Set task —
Restate each of the lines below word for word and drop every picture.

Stored data entries:
## start

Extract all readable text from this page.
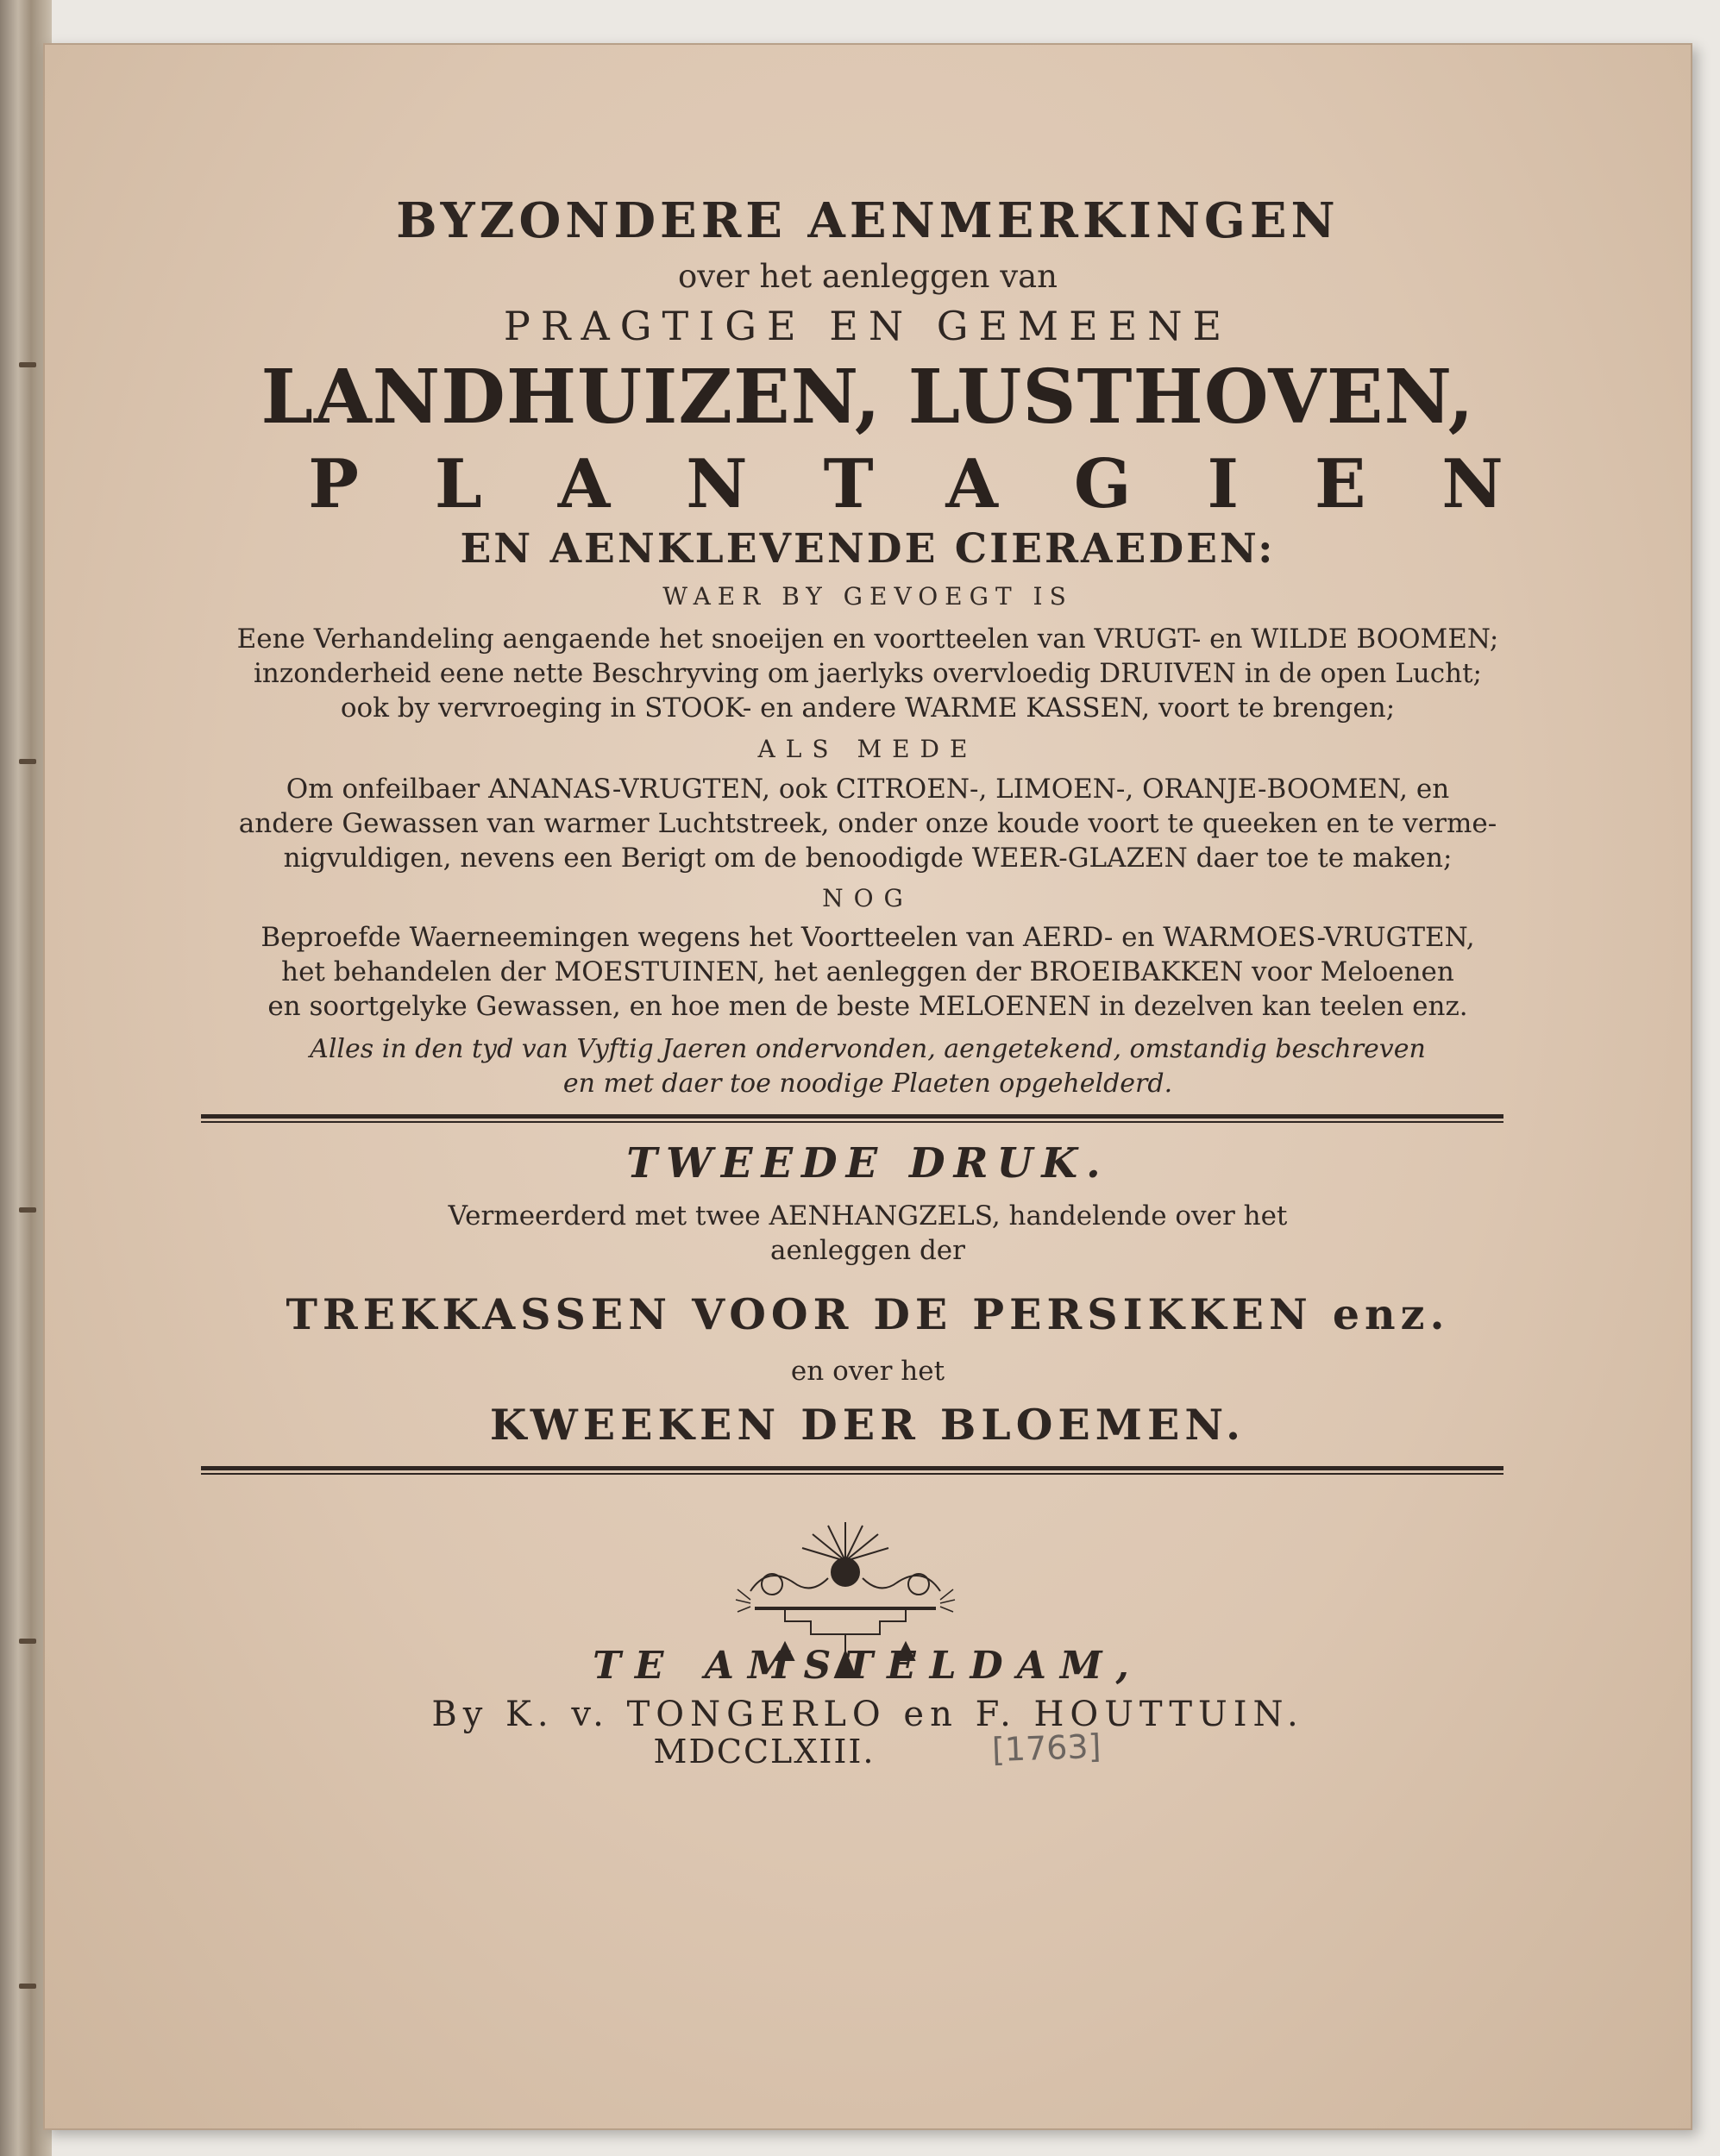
BYZONDERE AENMERKINGEN
over het aenleggen van
PRAGTIGE EN GEMEENE
LANDHUIZEN, LUSTHOVEN,
PLANTAGIEN
EN AENKLEVENDE CIERAEDEN:
WAER BY GEVOEGT IS
Eene Verhandeling aengaende het snoeijen en voortteelen van VRUGT- en WILDE BOOMEN;
inzonderheid eene nette Beschryving om jaerlyks overvloedig DRUIVEN in de open Lucht;
ook by vervroeging in STOOK- en andere WARME KASSEN, voort te brengen;
ALS MEDE
Om onfeilbaer ANANAS-VRUGTEN, ook CITROEN-, LIMOEN-, ORANJE-BOOMEN, en
andere Gewassen van warmer Luchtstreek, onder onze koude voort te queeken en te verme-
nigvuldigen, nevens een Berigt om de benoodigde WEER-GLAZEN daer toe te maken;
NOG
Beproefde Waerneemingen wegens het Voortteelen van AERD- en WARMOES-VRUGTEN,
het behandelen der MOESTUINEN, het aenleggen der BROEIBAKKEN voor Meloenen
en soortgelyke Gewassen, en hoe men de beste MELOENEN in dezelven kan teelen enz.
Alles in den tyd van Vyftig Jaeren ondervonden, aengetekend, omstandig beschreven
en met daer toe noodige Plaeten opgehelderd.
TWEEDE DRUK.
Vermeerderd met twee AENHANGZELS, handelende over het
aenleggen der
TREKKASSEN VOOR DE PERSIKKEN enz.
en over het
KWEEKEN DER BLOEMEN.
TE AMSTELDAM,
By K. v. TONGERLO en F. HOUTTUIN.
MDCCLXIII.	[1763]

## end

Task result —
Extract all readable text from this page.
BYZONDERE AENMERKINGEN
over het aenleggen van
PRAGTIGE EN GEMEENE
LANDHUIZEN, LUSTHOVEN,
PLANTAGIEN
EN AENKLEVENDE CIERAEDEN:
WAER BY GEVOEGT IS
Eene Verhandeling aengaende het snoeijen en voortteelen van VRUGT- en WILDE BOOMEN;
inzonderheid eene nette Beschryving om jaerlyks overvloedig DRUIVEN in de open Lucht;
ook by vervroeging in STOOK- en andere WARME KASSEN, voort te brengen;
ALS MEDE
Om onfeilbaer ANANAS-VRUGTEN, ook CITROEN-, LIMOEN-, ORANJE-BOOMEN, en
andere Gewassen van warmer Luchtstreek, onder onze koude voort te queeken en te verme-
nigvuldigen, nevens een Berigt om de benoodigde WEER-GLAZEN daer toe te maken;
NOG
Beproefde Waerneemingen wegens het Voortteelen van AERD- en WARMOES-VRUGTEN,
het behandelen der MOESTUINEN, het aenleggen der BROEIBAKKEN voor Meloenen
en soortgelyke Gewassen, en hoe men de beste MELOENEN in dezelven kan teelen enz.
Alles in den tyd van Vyftig Jaeren ondervonden, aengetekend, omstandig beschreven
en met daer toe noodige Plaeten opgehelderd.
TWEEDE DRUK.
Vermeerderd met twee AENHANGZELS, handelende over het
aenleggen der
TREKKASSEN VOOR DE PERSIKKEN enz.
en over het
KWEEKEN DER BLOEMEN.
TE AMSTELDAM,
By K. v. TONGERLO en F. HOUTTUIN.
MDCCLXIII.	[1763]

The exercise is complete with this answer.